Find how many lines in the material hold the word "cavalli", then state that number and nothing more.

━━━━━━

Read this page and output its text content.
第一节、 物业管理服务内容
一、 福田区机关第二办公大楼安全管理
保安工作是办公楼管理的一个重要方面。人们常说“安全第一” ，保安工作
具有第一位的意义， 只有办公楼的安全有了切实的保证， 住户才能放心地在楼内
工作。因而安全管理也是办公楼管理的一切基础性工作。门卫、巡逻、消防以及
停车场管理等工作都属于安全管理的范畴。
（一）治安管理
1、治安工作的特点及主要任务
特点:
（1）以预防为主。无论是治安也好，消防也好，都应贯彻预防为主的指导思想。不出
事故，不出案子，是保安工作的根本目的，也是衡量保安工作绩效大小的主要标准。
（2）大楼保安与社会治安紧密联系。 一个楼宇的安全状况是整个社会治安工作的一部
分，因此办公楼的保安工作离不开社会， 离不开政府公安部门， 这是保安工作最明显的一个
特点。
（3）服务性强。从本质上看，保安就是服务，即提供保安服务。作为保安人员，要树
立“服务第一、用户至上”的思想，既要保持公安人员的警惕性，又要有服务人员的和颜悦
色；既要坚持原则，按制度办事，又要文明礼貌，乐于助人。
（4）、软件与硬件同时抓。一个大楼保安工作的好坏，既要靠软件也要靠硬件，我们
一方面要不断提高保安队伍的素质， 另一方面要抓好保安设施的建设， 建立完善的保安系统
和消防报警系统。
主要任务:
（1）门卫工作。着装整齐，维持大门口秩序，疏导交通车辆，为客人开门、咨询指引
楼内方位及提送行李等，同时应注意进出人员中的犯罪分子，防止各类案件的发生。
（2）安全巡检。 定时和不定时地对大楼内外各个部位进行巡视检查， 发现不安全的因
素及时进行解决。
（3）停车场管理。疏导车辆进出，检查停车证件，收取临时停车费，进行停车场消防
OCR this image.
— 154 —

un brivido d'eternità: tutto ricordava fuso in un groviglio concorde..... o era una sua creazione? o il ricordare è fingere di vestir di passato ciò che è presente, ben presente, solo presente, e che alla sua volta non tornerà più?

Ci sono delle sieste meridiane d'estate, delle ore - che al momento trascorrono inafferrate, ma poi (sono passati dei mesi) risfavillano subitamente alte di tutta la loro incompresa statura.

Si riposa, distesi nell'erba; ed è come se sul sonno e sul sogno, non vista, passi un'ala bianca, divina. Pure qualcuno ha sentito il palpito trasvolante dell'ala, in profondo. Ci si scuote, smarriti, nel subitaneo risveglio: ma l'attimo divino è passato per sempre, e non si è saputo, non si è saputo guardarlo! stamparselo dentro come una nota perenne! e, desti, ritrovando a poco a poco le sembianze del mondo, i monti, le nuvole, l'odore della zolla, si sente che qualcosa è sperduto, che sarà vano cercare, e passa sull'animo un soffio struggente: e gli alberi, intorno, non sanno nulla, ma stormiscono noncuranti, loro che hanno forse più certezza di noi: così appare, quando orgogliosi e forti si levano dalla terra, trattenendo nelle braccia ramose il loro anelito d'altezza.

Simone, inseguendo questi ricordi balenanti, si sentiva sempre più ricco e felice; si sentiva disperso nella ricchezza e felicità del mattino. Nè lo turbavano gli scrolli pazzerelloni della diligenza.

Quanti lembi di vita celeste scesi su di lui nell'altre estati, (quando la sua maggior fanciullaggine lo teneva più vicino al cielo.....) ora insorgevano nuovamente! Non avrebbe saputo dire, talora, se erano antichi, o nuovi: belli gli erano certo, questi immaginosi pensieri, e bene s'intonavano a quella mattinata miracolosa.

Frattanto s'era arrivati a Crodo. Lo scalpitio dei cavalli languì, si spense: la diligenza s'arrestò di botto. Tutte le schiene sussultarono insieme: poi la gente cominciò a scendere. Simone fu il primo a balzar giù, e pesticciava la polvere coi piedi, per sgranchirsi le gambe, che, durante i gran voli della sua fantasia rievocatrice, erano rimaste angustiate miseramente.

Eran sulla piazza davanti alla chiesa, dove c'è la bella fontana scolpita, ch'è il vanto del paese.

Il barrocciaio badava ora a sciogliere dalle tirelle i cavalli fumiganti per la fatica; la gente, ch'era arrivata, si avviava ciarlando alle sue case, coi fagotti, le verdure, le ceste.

━━━━━━

> The solution
2